GIVEN PROBLEM: Reproduce the listing verbatim.

[Saved data entries]

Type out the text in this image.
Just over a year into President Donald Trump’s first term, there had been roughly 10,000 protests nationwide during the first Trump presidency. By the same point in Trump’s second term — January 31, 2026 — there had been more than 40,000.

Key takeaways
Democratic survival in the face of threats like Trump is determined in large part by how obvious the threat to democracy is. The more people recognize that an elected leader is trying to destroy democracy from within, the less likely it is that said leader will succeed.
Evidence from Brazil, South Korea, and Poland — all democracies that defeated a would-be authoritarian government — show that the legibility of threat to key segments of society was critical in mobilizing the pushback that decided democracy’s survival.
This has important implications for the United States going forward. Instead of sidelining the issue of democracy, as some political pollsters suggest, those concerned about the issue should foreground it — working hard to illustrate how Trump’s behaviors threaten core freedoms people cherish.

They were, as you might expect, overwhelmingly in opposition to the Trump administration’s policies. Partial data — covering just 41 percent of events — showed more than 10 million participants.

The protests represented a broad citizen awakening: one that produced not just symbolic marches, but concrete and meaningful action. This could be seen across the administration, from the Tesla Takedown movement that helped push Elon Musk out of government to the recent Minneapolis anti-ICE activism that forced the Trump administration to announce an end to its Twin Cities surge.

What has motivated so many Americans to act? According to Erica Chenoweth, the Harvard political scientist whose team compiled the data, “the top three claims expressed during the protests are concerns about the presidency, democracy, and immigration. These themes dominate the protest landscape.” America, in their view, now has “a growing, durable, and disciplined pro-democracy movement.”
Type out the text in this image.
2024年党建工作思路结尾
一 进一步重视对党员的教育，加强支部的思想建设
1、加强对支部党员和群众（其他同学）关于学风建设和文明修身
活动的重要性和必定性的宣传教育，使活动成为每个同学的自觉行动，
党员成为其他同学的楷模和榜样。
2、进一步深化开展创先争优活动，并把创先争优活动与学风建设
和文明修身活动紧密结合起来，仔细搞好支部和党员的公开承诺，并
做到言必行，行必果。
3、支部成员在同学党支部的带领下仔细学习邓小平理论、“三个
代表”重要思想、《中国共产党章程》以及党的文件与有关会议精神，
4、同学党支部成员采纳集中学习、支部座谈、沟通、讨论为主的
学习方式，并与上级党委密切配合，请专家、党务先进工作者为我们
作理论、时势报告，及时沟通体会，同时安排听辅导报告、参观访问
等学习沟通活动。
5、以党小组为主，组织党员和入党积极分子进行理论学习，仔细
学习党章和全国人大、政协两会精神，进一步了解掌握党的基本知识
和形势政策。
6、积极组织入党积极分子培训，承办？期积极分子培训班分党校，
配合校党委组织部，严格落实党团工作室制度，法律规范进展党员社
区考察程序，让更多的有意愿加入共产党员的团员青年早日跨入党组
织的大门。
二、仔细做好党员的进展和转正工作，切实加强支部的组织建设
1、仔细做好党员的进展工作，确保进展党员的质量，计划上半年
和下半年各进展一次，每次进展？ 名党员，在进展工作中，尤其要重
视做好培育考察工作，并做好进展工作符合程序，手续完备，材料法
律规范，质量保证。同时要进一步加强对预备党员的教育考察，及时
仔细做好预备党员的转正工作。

REPLY TO THE TASK:
Type out the text in this image.
Just over a year into President Donald Trump’s first term, there had been roughly 10,000 protests nationwide during the first Trump presidency. By the same point in Trump’s second term — January 31, 2026 — there had been more than 40,000.

Key takeaways
Democratic survival in the face of threats like Trump is determined in large part by how obvious the threat to democracy is. The more people recognize that an elected leader is trying to destroy democracy from within, the less likely it is that said leader will succeed.
Evidence from Brazil, South Korea, and Poland — all democracies that defeated a would-be authoritarian government — show that the legibility of threat to key segments of society was critical in mobilizing the pushback that decided democracy’s survival.
This has important implications for the United States going forward. Instead of sidelining the issue of democracy, as some political pollsters suggest, those concerned about the issue should foreground it — working hard to illustrate how Trump’s behaviors threaten core freedoms people cherish.

They were, as you might expect, overwhelmingly in opposition to the Trump administration’s policies. Partial data — covering just 41 percent of events — showed more than 10 million participants.

The protests represented a broad citizen awakening: one that produced not just symbolic marches, but concrete and meaningful action. This could be seen across the administration, from the Tesla Takedown movement that helped push Elon Musk out of government to the recent Minneapolis anti-ICE activism that forced the Trump administration to announce an end to its Twin Cities surge.

What has motivated so many Americans to act? According to Erica Chenoweth, the Harvard political scientist whose team compiled the data, “the top three claims expressed during the protests are concerns about the presidency, democracy, and immigration. These themes dominate the protest landscape.” America, in their view, now has “a growing, durable, and disciplined pro-democracy movement.”
Type out the text in this image.
2024年党建工作思路结尾
一 进一步重视对党员的教育，加强支部的思想建设
1、加强对支部党员和群众（其他同学）关于学风建设和文明修身
活动的重要性和必定性的宣传教育，使活动成为每个同学的自觉行动，
党员成为其他同学的楷模和榜样。
2、进一步深化开展创先争优活动，并把创先争优活动与学风建设
和文明修身活动紧密结合起来，仔细搞好支部和党员的公开承诺，并
做到言必行，行必果。
3、支部成员在同学党支部的带领下仔细学习邓小平理论、“三个
代表”重要思想、《中国共产党章程》以及党的文件与有关会议精神，
4、同学党支部成员采纳集中学习、支部座谈、沟通、讨论为主的
学习方式，并与上级党委密切配合，请专家、党务先进工作者为我们
作理论、时势报告，及时沟通体会，同时安排听辅导报告、参观访问
等学习沟通活动。
5、以党小组为主，组织党员和入党积极分子进行理论学习，仔细
学习党章和全国人大、政协两会精神，进一步了解掌握党的基本知识
和形势政策。
6、积极组织入党积极分子培训，承办？期积极分子培训班分党校，
配合校党委组织部，严格落实党团工作室制度，法律规范进展党员社
区考察程序，让更多的有意愿加入共产党员的团员青年早日跨入党组
织的大门。
二、仔细做好党员的进展和转正工作，切实加强支部的组织建设
1、仔细做好党员的进展工作，确保进展党员的质量，计划上半年
和下半年各进展一次，每次进展？ 名党员，在进展工作中，尤其要重
视做好培育考察工作，并做好进展工作符合程序，手续完备，材料法
律规范，质量保证。同时要进一步加强对预备党员的教育考察，及时
仔细做好预备党员的转正工作。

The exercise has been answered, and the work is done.